### Input for this task
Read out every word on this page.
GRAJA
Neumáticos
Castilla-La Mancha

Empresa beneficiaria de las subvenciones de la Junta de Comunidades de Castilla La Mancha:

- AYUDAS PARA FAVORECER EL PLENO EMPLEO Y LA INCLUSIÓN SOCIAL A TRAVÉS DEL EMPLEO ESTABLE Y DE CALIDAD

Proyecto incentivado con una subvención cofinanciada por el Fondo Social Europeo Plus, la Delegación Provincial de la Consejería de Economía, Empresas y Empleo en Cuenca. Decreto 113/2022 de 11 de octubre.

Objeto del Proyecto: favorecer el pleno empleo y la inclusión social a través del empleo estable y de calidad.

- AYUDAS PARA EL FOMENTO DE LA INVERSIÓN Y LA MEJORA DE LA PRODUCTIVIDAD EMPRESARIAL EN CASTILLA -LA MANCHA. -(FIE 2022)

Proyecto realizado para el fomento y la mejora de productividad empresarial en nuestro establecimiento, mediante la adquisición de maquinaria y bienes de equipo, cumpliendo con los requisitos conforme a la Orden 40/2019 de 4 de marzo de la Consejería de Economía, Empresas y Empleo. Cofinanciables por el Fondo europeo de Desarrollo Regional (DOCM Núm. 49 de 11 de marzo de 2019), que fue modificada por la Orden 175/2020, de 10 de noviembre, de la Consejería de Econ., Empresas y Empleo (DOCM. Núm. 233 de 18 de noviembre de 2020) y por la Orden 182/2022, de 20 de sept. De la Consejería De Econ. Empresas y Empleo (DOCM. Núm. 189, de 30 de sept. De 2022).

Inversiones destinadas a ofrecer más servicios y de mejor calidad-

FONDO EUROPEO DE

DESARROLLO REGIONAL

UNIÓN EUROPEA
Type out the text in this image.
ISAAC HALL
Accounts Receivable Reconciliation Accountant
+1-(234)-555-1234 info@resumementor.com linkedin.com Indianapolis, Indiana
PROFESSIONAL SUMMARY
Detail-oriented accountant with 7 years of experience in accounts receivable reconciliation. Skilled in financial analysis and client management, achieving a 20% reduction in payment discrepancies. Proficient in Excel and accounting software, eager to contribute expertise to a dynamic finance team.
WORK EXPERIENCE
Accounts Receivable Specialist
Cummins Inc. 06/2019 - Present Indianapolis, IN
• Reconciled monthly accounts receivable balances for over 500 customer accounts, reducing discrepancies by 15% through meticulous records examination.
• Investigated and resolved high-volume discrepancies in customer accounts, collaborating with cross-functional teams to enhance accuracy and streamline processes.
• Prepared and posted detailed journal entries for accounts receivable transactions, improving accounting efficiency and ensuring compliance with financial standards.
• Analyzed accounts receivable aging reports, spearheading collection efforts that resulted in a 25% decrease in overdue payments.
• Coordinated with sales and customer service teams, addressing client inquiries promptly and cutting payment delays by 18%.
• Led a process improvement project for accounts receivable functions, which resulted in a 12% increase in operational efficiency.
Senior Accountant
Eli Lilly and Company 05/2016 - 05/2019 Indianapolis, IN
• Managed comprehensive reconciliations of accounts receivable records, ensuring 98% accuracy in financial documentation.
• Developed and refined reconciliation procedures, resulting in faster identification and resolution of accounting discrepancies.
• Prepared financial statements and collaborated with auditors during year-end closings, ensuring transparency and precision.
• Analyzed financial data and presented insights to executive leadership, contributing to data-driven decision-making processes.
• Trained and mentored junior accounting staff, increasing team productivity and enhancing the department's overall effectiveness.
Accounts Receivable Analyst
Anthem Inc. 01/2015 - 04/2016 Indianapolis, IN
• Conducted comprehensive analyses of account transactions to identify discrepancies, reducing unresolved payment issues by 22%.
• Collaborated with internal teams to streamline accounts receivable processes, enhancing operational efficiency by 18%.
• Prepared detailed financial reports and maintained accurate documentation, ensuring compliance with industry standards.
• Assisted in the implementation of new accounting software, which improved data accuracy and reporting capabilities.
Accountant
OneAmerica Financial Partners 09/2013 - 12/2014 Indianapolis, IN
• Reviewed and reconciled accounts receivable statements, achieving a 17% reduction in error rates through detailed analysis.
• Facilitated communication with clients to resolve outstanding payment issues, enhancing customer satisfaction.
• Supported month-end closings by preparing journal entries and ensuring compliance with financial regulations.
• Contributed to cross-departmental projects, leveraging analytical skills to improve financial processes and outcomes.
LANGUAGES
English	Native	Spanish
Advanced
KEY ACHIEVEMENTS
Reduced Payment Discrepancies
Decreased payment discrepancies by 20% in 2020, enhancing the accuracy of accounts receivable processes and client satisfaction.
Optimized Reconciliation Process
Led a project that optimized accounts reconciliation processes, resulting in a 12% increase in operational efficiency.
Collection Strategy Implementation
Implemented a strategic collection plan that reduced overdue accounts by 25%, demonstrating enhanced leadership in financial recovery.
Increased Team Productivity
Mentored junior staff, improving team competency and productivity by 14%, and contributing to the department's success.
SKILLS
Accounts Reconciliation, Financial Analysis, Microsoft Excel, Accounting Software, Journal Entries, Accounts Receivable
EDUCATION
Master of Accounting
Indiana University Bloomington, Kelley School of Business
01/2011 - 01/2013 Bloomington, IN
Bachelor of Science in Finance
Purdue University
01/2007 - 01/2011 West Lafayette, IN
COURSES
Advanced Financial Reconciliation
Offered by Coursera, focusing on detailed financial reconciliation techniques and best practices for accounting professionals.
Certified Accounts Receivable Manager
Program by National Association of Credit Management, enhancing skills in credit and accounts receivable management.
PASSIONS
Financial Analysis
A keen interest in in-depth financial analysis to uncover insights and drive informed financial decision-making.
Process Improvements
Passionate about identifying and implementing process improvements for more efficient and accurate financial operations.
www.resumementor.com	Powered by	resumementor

### Task prompt
Search the entries for the word "closings", then gather every line that has it.

### Correct answer
• Prepared financial statements and collaborated with auditors during year-end closings, ensuring transparency and precision.
• Supported month-end closings by preparing journal entries and ensuring compliance with financial regulations.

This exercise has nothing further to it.